◆ Work required ◆
This task calls for copying every line in the data below that contains the word "hybridomas".

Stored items
----------

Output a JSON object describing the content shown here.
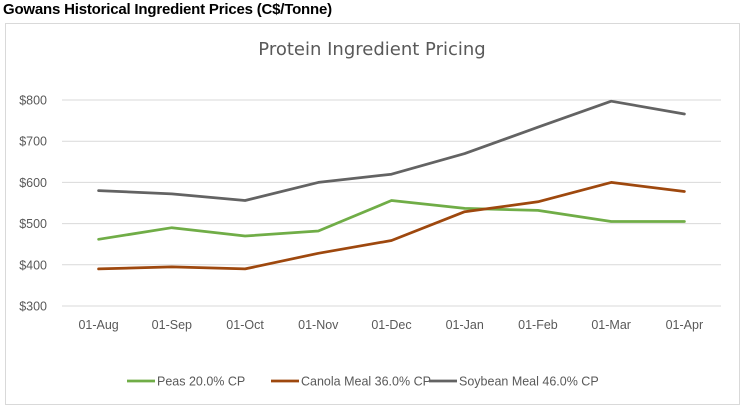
{
  "page": {
    "heading": "Gowans Historical Ingredient Prices (C$/Tonne)"
  },
  "chart_data": {
    "type": "line",
    "title": "Protein Ingredient Pricing",
    "xlabel": "",
    "ylabel": "",
    "categories": [
      "01-Aug",
      "01-Sep",
      "01-Oct",
      "01-Nov",
      "01-Dec",
      "01-Jan",
      "01-Feb",
      "01-Mar",
      "01-Apr"
    ],
    "ylim": [
      300,
      800
    ],
    "yticks": [
      300,
      400,
      500,
      600,
      700,
      800
    ],
    "ytick_labels": [
      "$300",
      "$400",
      "$500",
      "$600",
      "$700",
      "$800"
    ],
    "grid": true,
    "legend_position": "bottom",
    "series": [
      {
        "name": "Peas 20.0% CP",
        "color": "#70ad47",
        "values": [
          462,
          490,
          470,
          482,
          556,
          537,
          532,
          505,
          505
        ]
      },
      {
        "name": "Canola Meal 36.0% CP",
        "color": "#9e480e",
        "values": [
          390,
          395,
          390,
          428,
          459,
          529,
          553,
          600,
          578
        ]
      },
      {
        "name": "Soybean Meal 46.0% CP",
        "color": "#636363",
        "values": [
          580,
          572,
          556,
          600,
          620,
          670,
          734,
          797,
          766
        ]
      }
    ]
  }
}
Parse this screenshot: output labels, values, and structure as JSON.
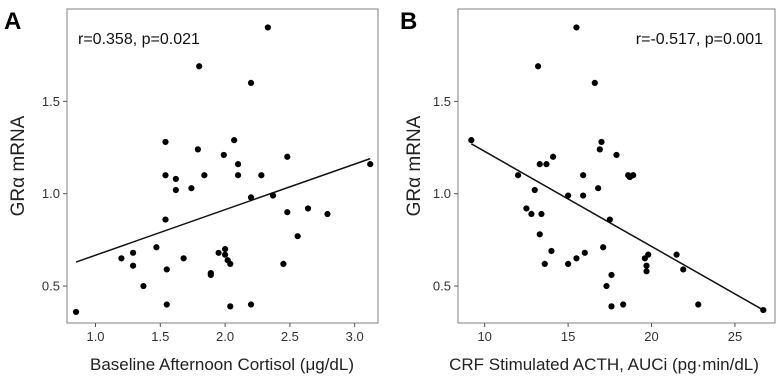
{
  "chart_data": [
    {
      "panel": "A",
      "type": "scatter",
      "stat": "r=0.358, p=0.021",
      "ylabel": "GRα mRNA",
      "xlabel": "Baseline Afternoon Cortisol (μg/dL)",
      "xlim": [
        0.78,
        3.18
      ],
      "ylim": [
        0.3,
        2.0
      ],
      "xticks": [
        "1.0",
        "1.5",
        "2.0",
        "2.5",
        "3.0"
      ],
      "yticks": [
        "0.5",
        "1.0",
        "1.5"
      ],
      "xtick_values": [
        1.0,
        1.5,
        2.0,
        2.5,
        3.0
      ],
      "ytick_values": [
        0.5,
        1.0,
        1.5
      ],
      "grid": false,
      "points": [
        [
          0.85,
          0.36
        ],
        [
          1.2,
          0.65
        ],
        [
          1.29,
          0.61
        ],
        [
          1.29,
          0.68
        ],
        [
          1.37,
          0.5
        ],
        [
          1.47,
          0.71
        ],
        [
          1.54,
          1.28
        ],
        [
          1.54,
          1.1
        ],
        [
          1.54,
          0.86
        ],
        [
          1.55,
          0.59
        ],
        [
          1.55,
          0.4
        ],
        [
          1.62,
          1.08
        ],
        [
          1.62,
          1.02
        ],
        [
          1.68,
          0.65
        ],
        [
          1.74,
          1.03
        ],
        [
          1.79,
          1.24
        ],
        [
          1.8,
          1.69
        ],
        [
          1.84,
          1.1
        ],
        [
          1.89,
          0.57
        ],
        [
          1.89,
          0.56
        ],
        [
          1.95,
          0.68
        ],
        [
          1.99,
          1.21
        ],
        [
          2.0,
          0.7
        ],
        [
          2.0,
          0.67
        ],
        [
          2.02,
          0.64
        ],
        [
          2.04,
          0.62
        ],
        [
          2.04,
          0.39
        ],
        [
          2.07,
          1.29
        ],
        [
          2.1,
          1.16
        ],
        [
          2.1,
          1.1
        ],
        [
          2.2,
          1.6
        ],
        [
          2.2,
          0.98
        ],
        [
          2.2,
          0.4
        ],
        [
          2.28,
          1.1
        ],
        [
          2.33,
          1.9
        ],
        [
          2.37,
          0.99
        ],
        [
          2.45,
          0.62
        ],
        [
          2.48,
          1.2
        ],
        [
          2.48,
          0.9
        ],
        [
          2.56,
          0.77
        ],
        [
          2.64,
          0.92
        ],
        [
          2.79,
          0.89
        ],
        [
          3.12,
          1.16
        ]
      ],
      "fit_line": [
        [
          0.85,
          0.63
        ],
        [
          3.12,
          1.19
        ]
      ]
    },
    {
      "panel": "B",
      "type": "scatter",
      "stat": "r=-0.517, p=0.001",
      "ylabel": "GRα mRNA",
      "xlabel": "CRF Stimulated ACTH, AUCi (pg·min/dL)",
      "xlim": [
        8.4,
        27.4
      ],
      "ylim": [
        0.3,
        2.0
      ],
      "xticks": [
        "10",
        "15",
        "20",
        "25"
      ],
      "yticks": [
        "0.5",
        "1.0",
        "1.5"
      ],
      "xtick_values": [
        10,
        15,
        20,
        25
      ],
      "ytick_values": [
        0.5,
        1.0,
        1.5
      ],
      "grid": false,
      "points": [
        [
          9.2,
          1.29
        ],
        [
          12.0,
          1.1
        ],
        [
          12.5,
          0.92
        ],
        [
          12.8,
          0.89
        ],
        [
          13.0,
          1.02
        ],
        [
          13.2,
          1.69
        ],
        [
          13.3,
          0.78
        ],
        [
          13.3,
          1.16
        ],
        [
          13.4,
          0.89
        ],
        [
          13.6,
          0.62
        ],
        [
          13.7,
          1.16
        ],
        [
          14.0,
          0.69
        ],
        [
          14.1,
          1.2
        ],
        [
          15.0,
          0.99
        ],
        [
          15.0,
          0.62
        ],
        [
          15.5,
          1.9
        ],
        [
          15.5,
          0.65
        ],
        [
          15.9,
          0.99
        ],
        [
          15.9,
          1.1
        ],
        [
          16.0,
          0.68
        ],
        [
          16.6,
          1.6
        ],
        [
          16.8,
          1.03
        ],
        [
          16.9,
          1.24
        ],
        [
          17.0,
          1.28
        ],
        [
          17.1,
          0.71
        ],
        [
          17.3,
          0.5
        ],
        [
          17.5,
          0.86
        ],
        [
          17.6,
          0.39
        ],
        [
          17.6,
          0.56
        ],
        [
          17.9,
          1.21
        ],
        [
          18.3,
          0.4
        ],
        [
          18.6,
          1.1
        ],
        [
          18.7,
          1.09
        ],
        [
          18.9,
          1.1
        ],
        [
          19.6,
          0.65
        ],
        [
          19.7,
          0.61
        ],
        [
          19.7,
          0.58
        ],
        [
          19.8,
          0.67
        ],
        [
          21.5,
          0.67
        ],
        [
          21.9,
          0.59
        ],
        [
          22.8,
          0.4
        ],
        [
          26.7,
          0.37
        ]
      ],
      "fit_line": [
        [
          9.2,
          1.27
        ],
        [
          26.7,
          0.37
        ]
      ]
    }
  ]
}
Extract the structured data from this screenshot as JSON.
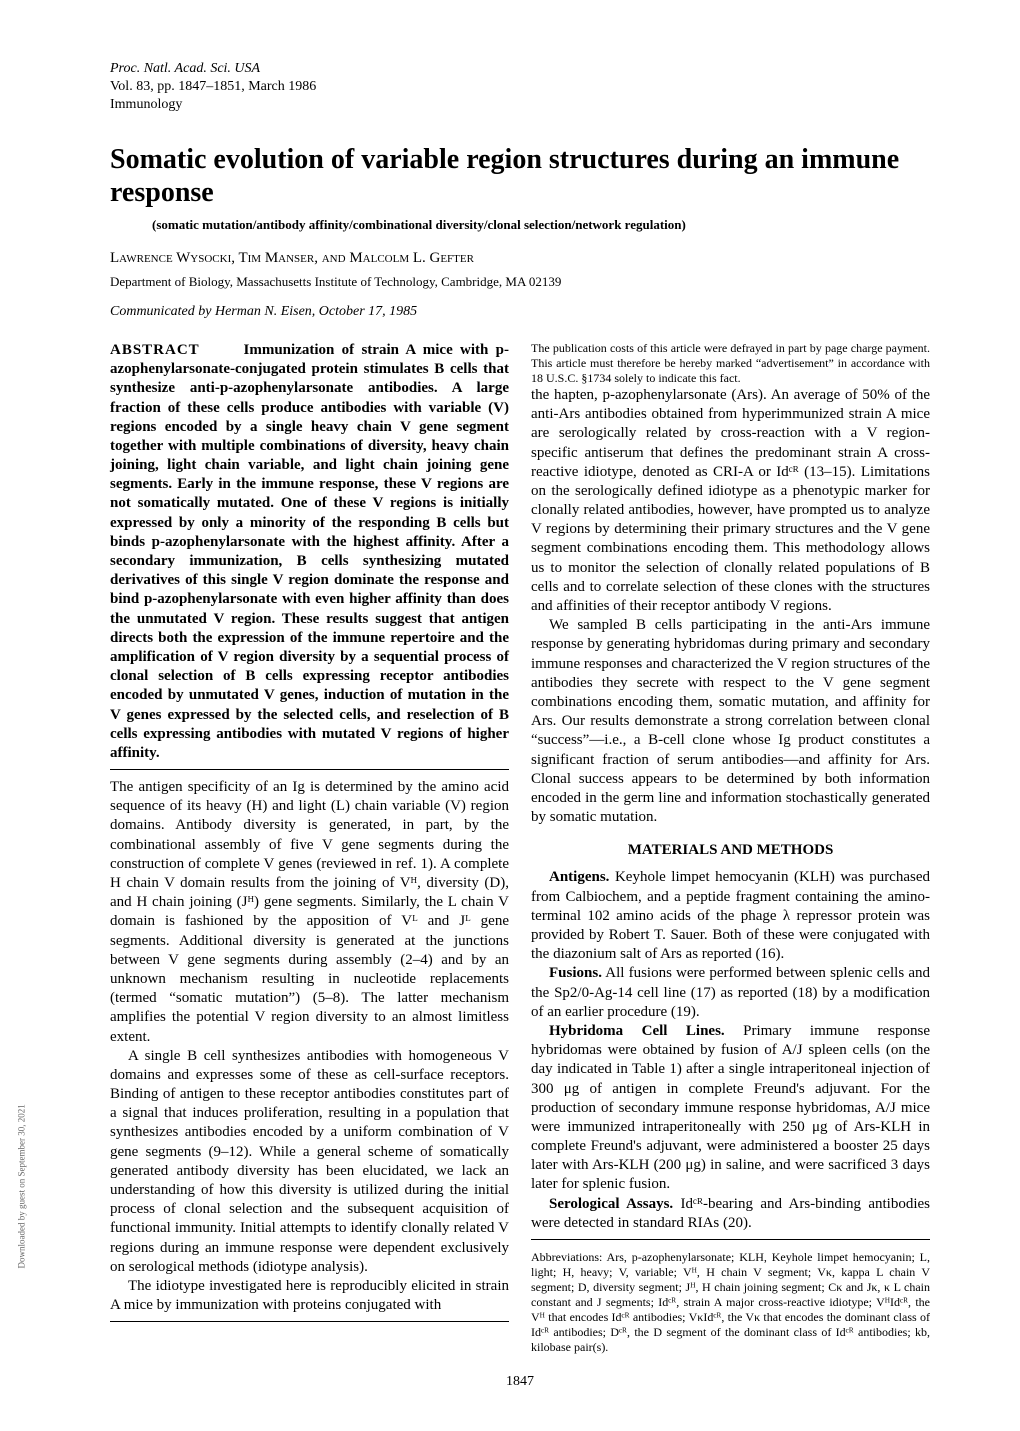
{
  "meta": {
    "journal_line1": "Proc. Natl. Acad. Sci. USA",
    "journal_line2": "Vol. 83, pp. 1847–1851, March 1986",
    "journal_line3": "Immunology"
  },
  "title": "Somatic evolution of variable region structures during an immune response",
  "keywords": "(somatic mutation/antibody affinity/combinational diversity/clonal selection/network regulation)",
  "authors": "Lawrence Wysocki, Tim Manser, and Malcolm L. Gefter",
  "affiliation": "Department of Biology, Massachusetts Institute of Technology, Cambridge, MA 02139",
  "communicated": "Communicated by Herman N. Eisen, October 17, 1985",
  "abstract": {
    "label": "ABSTRACT",
    "text": "Immunization of strain A mice with p-azophenylarsonate-conjugated protein stimulates B cells that synthesize anti-p-azophenylarsonate antibodies. A large fraction of these cells produce antibodies with variable (V) regions encoded by a single heavy chain V gene segment together with multiple combinations of diversity, heavy chain joining, light chain variable, and light chain joining gene segments. Early in the immune response, these V regions are not somatically mutated. One of these V regions is initially expressed by only a minority of the responding B cells but binds p-azophenylarsonate with the highest affinity. After a secondary immunization, B cells synthesizing mutated derivatives of this single V region dominate the response and bind p-azophenylarsonate with even higher affinity than does the unmutated V region. These results suggest that antigen directs both the expression of the immune repertoire and the amplification of V region diversity by a sequential process of clonal selection of B cells expressing receptor antibodies encoded by unmutated V genes, induction of mutation in the V genes expressed by the selected cells, and reselection of B cells expressing antibodies with mutated V regions of higher affinity."
  },
  "body": {
    "p1": "The antigen specificity of an Ig is determined by the amino acid sequence of its heavy (H) and light (L) chain variable (V) region domains. Antibody diversity is generated, in part, by the combinational assembly of five V gene segments during the construction of complete V genes (reviewed in ref. 1). A complete H chain V domain results from the joining of Vᴴ, diversity (D), and H chain joining (Jᴴ) gene segments. Similarly, the L chain V domain is fashioned by the apposition of Vᴸ and Jᴸ gene segments. Additional diversity is generated at the junctions between V gene segments during assembly (2–4) and by an unknown mechanism resulting in nucleotide replacements (termed “somatic mutation”) (5–8). The latter mechanism amplifies the potential V region diversity to an almost limitless extent.",
    "p2": "A single B cell synthesizes antibodies with homogeneous V domains and expresses some of these as cell-surface receptors. Binding of antigen to these receptor antibodies constitutes part of a signal that induces proliferation, resulting in a population that synthesizes antibodies encoded by a uniform combination of V gene segments (9–12). While a general scheme of somatically generated antibody diversity has been elucidated, we lack an understanding of how this diversity is utilized during the initial process of clonal selection and the subsequent acquisition of functional immunity. Initial attempts to identify clonally related V regions during an immune response were dependent exclusively on serological methods (idiotype analysis).",
    "p3": "The idiotype investigated here is reproducibly elicited in strain A mice by immunization with proteins conjugated with",
    "p4": "the hapten, p-azophenylarsonate (Ars). An average of 50% of the anti-Ars antibodies obtained from hyperimmunized strain A mice are serologically related by cross-reaction with a V region-specific antiserum that defines the predominant strain A cross-reactive idiotype, denoted as CRI-A or Idᶜᴿ (13–15). Limitations on the serologically defined idiotype as a phenotypic marker for clonally related antibodies, however, have prompted us to analyze V regions by determining their primary structures and the V gene segment combinations encoding them. This methodology allows us to monitor the selection of clonally related populations of B cells and to correlate selection of these clones with the structures and affinities of their receptor antibody V regions.",
    "p5": "We sampled B cells participating in the anti-Ars immune response by generating hybridomas during primary and secondary immune responses and characterized the V region structures of the antibodies they secrete with respect to the V gene segment combinations encoding them, somatic mutation, and affinity for Ars. Our results demonstrate a strong correlation between clonal “success”—i.e., a B-cell clone whose Ig product constitutes a significant fraction of serum antibodies—and affinity for Ars. Clonal success appears to be determined by both information encoded in the germ line and information stochastically generated by somatic mutation."
  },
  "methods": {
    "heading": "MATERIALS AND METHODS",
    "antigens_label": "Antigens.",
    "antigens": " Keyhole limpet hemocyanin (KLH) was purchased from Calbiochem, and a peptide fragment containing the amino-terminal 102 amino acids of the phage λ repressor protein was provided by Robert T. Sauer. Both of these were conjugated with the diazonium salt of Ars as reported (16).",
    "fusions_label": "Fusions.",
    "fusions": " All fusions were performed between splenic cells and the Sp2/0-Ag-14 cell line (17) as reported (18) by a modification of an earlier procedure (19).",
    "hybridoma_label": "Hybridoma Cell Lines.",
    "hybridoma": " Primary immune response hybridomas were obtained by fusion of A/J spleen cells (on the day indicated in Table 1) after a single intraperitoneal injection of 300 μg of antigen in complete Freund's adjuvant. For the production of secondary immune response hybridomas, A/J mice were immunized intraperitoneally with 250 μg of Ars-KLH in complete Freund's adjuvant, were administered a booster 25 days later with Ars-KLH (200 μg) in saline, and were sacrificed 3 days later for splenic fusion.",
    "sero_label": "Serological Assays.",
    "sero": " Idᶜᴿ-bearing and Ars-binding antibodies were detected in standard RIAs (20)."
  },
  "footnotes": {
    "pubcost": "The publication costs of this article were defrayed in part by page charge payment. This article must therefore be hereby marked “advertisement” in accordance with 18 U.S.C. §1734 solely to indicate this fact.",
    "abbrev": "Abbreviations: Ars, p-azophenylarsonate; KLH, Keyhole limpet hemocyanin; L, light; H, heavy; V, variable; Vᴴ, H chain V segment; Vκ, kappa L chain V segment; D, diversity segment; Jᴴ, H chain joining segment; Cκ and Jκ, κ L chain constant and J segments; Idᶜᴿ, strain A major cross-reactive idiotype; VᴴIdᶜᴿ, the Vᴴ that encodes Idᶜᴿ antibodies; VκIdᶜᴿ, the Vκ that encodes the dominant class of Idᶜᴿ antibodies; Dᶜᴿ, the D segment of the dominant class of Idᶜᴿ antibodies; kb, kilobase pair(s)."
  },
  "pagenum": "1847",
  "side": "Downloaded by guest on September 30, 2021"
}
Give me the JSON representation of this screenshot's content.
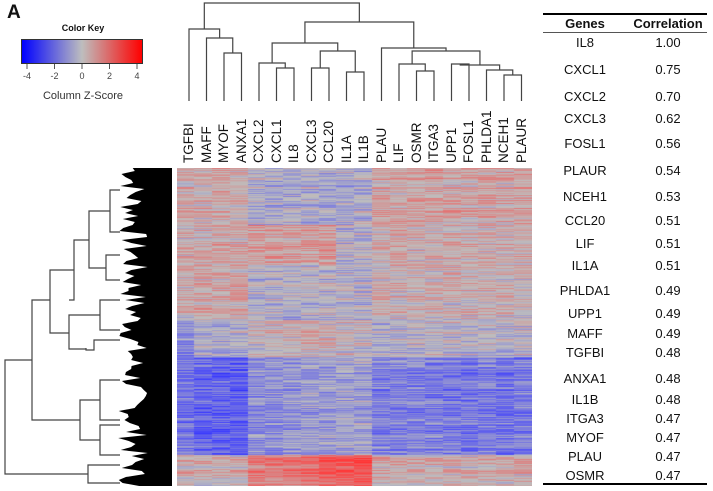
{
  "panel_label": "A",
  "chart_data": {
    "type": "heatmap",
    "color_key": {
      "title": "Color Key",
      "xlabel": "Column Z-Score",
      "ticks": [
        "-4",
        "-2",
        "0",
        "2",
        "4"
      ],
      "range": [
        -4,
        4
      ],
      "colors": {
        "low": "#0000ff",
        "mid": "#bebebe",
        "high": "#ff0000"
      }
    },
    "columns": [
      "TGFBI",
      "MAFF",
      "MYOF",
      "ANXA1",
      "CXCL2",
      "CXCL1",
      "IL8",
      "CXCL3",
      "CCL20",
      "IL1A",
      "IL1B",
      "PLAU",
      "LIF",
      "OSMR",
      "ITGA3",
      "UPP1",
      "FOSL1",
      "PHLDA1",
      "NCEH1",
      "PLAUR"
    ],
    "row_clusters": [
      {
        "rows": 57,
        "z": [
          0.8,
          0.6,
          0.8,
          0.7,
          -0.4,
          -0.7,
          -0.6,
          -0.5,
          -0.6,
          -0.6,
          -0.4,
          0.9,
          0.8,
          0.9,
          1.0,
          0.9,
          0.9,
          0.9,
          0.8,
          0.9
        ]
      },
      {
        "rows": 40,
        "z": [
          0.7,
          0.7,
          0.8,
          0.8,
          1.2,
          1.1,
          1.0,
          1.1,
          1.3,
          -0.3,
          -0.2,
          0.6,
          0.9,
          0.6,
          0.5,
          0.6,
          0.6,
          0.6,
          0.7,
          0.6
        ]
      },
      {
        "rows": 55,
        "z": [
          0.3,
          0.6,
          0.6,
          0.6,
          -0.6,
          -0.5,
          -0.7,
          -0.6,
          -0.4,
          -0.5,
          -0.5,
          0.2,
          0.4,
          0.3,
          0.3,
          0.3,
          0.3,
          0.4,
          0.3,
          0.3
        ]
      },
      {
        "rows": 37,
        "z": [
          -1.5,
          -0.4,
          -0.6,
          -0.6,
          0.1,
          0.3,
          0.4,
          0.5,
          0.4,
          0.1,
          0.0,
          -0.5,
          -0.2,
          -0.3,
          -0.2,
          -0.1,
          -0.2,
          -0.2,
          -0.3,
          -0.2
        ]
      },
      {
        "rows": 98,
        "z": [
          -2.2,
          -2.8,
          -2.8,
          -3.0,
          -1.5,
          -1.4,
          -1.3,
          -1.1,
          -1.0,
          -0.8,
          -0.9,
          -1.8,
          -1.8,
          -1.9,
          -2.0,
          -2.1,
          -2.2,
          -2.0,
          -2.2,
          -2.0
        ]
      },
      {
        "rows": 31,
        "z": [
          0.5,
          0.6,
          0.5,
          0.5,
          2.2,
          2.0,
          2.2,
          2.6,
          2.9,
          3.1,
          3.2,
          0.6,
          0.7,
          0.6,
          0.5,
          0.6,
          0.5,
          0.5,
          0.6,
          0.6
        ]
      }
    ]
  },
  "table": {
    "headers": {
      "genes": "Genes",
      "correlation": "Correlation"
    },
    "rows": [
      {
        "gene": "IL8",
        "corr": "1.00"
      },
      {
        "gene": "CXCL1",
        "corr": "0.75"
      },
      {
        "gene": "CXCL2",
        "corr": "0.70"
      },
      {
        "gene": "CXCL3",
        "corr": "0.62"
      },
      {
        "gene": "FOSL1",
        "corr": "0.56"
      },
      {
        "gene": "PLAUR",
        "corr": "0.54"
      },
      {
        "gene": "NCEH1",
        "corr": "0.53"
      },
      {
        "gene": "CCL20",
        "corr": "0.51"
      },
      {
        "gene": "LIF",
        "corr": "0.51"
      },
      {
        "gene": "IL1A",
        "corr": "0.51"
      },
      {
        "gene": "PHLDA1",
        "corr": "0.49"
      },
      {
        "gene": "UPP1",
        "corr": "0.49"
      },
      {
        "gene": "MAFF",
        "corr": "0.49"
      },
      {
        "gene": "TGFBI",
        "corr": "0.48"
      },
      {
        "gene": "ANXA1",
        "corr": "0.48"
      },
      {
        "gene": "IL1B",
        "corr": "0.48"
      },
      {
        "gene": "ITGA3",
        "corr": "0.47"
      },
      {
        "gene": "MYOF",
        "corr": "0.47"
      },
      {
        "gene": "PLAU",
        "corr": "0.47"
      },
      {
        "gene": "OSMR",
        "corr": "0.47"
      }
    ]
  }
}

----------

◆ Result of the exercise ◆
    "p5": "We sampled B cells participating in the anti-Ars immune response by generating hybridomas during primary and secondary immune responses and characterized the V region structures of the antibodies they secrete with respect to the V gene segment combinations encoding them, somatic mutation, and affinity for Ars. Our results demonstrate a strong correlation between clonal “success”—i.e., a B-cell clone whose Ig product constitutes a significant fraction of serum antibodies—and affinity for Ars. Clonal success appears to be determined by both information encoded in the germ line and information stochastically generated by somatic mutation."
    "hybridoma": " Primary immune response hybridomas were obtained by fusion of A/J spleen cells (on the day indicated in Table 1) after a single intraperitoneal injection of 300 μg of antigen in complete Freund's adjuvant. For the production of secondary immune response hybridomas, A/J mice were immunized intraperitoneally with 250 μg of Ars-KLH in complete Freund's adjuvant, were administered a booster 25 days later with Ars-KLH (200 μg) in saline, and were sacrificed 3 days later for splenic fusion.",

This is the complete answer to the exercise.